#### Data in this exercise ####

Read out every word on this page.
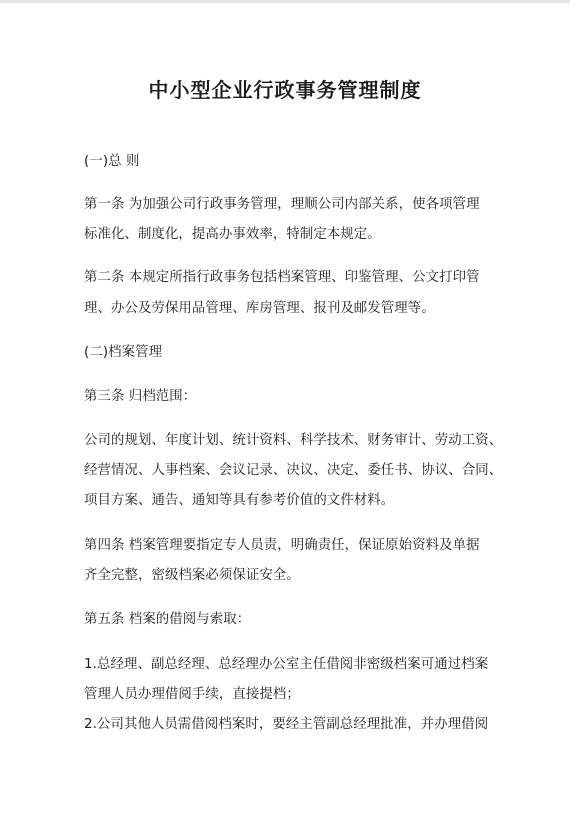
中小型企业行政事务管理制度
(一)总 则
第一条 为加强公司行政事务管理，理顺公司内部关系，使各项管理
标准化、制度化，提高办事效率，特制定本规定。
第二条 本规定所指行政事务包括档案管理、印鉴管理、公文打印管
理、办公及劳保用品管理、库房管理、报刊及邮发管理等。
(二)档案管理
第三条 归档范围：
公司的规划、年度计划、统计资料、科学技术、财务审计、劳动工资、
经营情况、人事档案、会议记录、决议、决定、委任书、协议、合同、
项目方案、通告、通知等具有参考价值的文件材料。
第四条 档案管理要指定专人员责，明确责任，保证原始资料及单据
齐全完整，密级档案必须保证安全。
第五条 档案的借阅与索取：
1.总经理、副总经理、总经理办公室主任借阅非密级档案可通过档案
管理人员办理借阅手续，直接提档；
2.公司其他人员需借阅档案时，要经主管副总经理批准，并办理借阅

####

- The exercise -
Output an exact copy of the material, with the pictures removed.

- Response to this task -
Read out every word on this page.
中小型企业行政事务管理制度
(一)总 则
第一条 为加强公司行政事务管理，理顺公司内部关系，使各项管理
标准化、制度化，提高办事效率，特制定本规定。
第二条 本规定所指行政事务包括档案管理、印鉴管理、公文打印管
理、办公及劳保用品管理、库房管理、报刊及邮发管理等。
(二)档案管理
第三条 归档范围：
公司的规划、年度计划、统计资料、科学技术、财务审计、劳动工资、
经营情况、人事档案、会议记录、决议、决定、委任书、协议、合同、
项目方案、通告、通知等具有参考价值的文件材料。
第四条 档案管理要指定专人员责，明确责任，保证原始资料及单据
齐全完整，密级档案必须保证安全。
第五条 档案的借阅与索取：
1.总经理、副总经理、总经理办公室主任借阅非密级档案可通过档案
管理人员办理借阅手续，直接提档；
2.公司其他人员需借阅档案时，要经主管副总经理批准，并办理借阅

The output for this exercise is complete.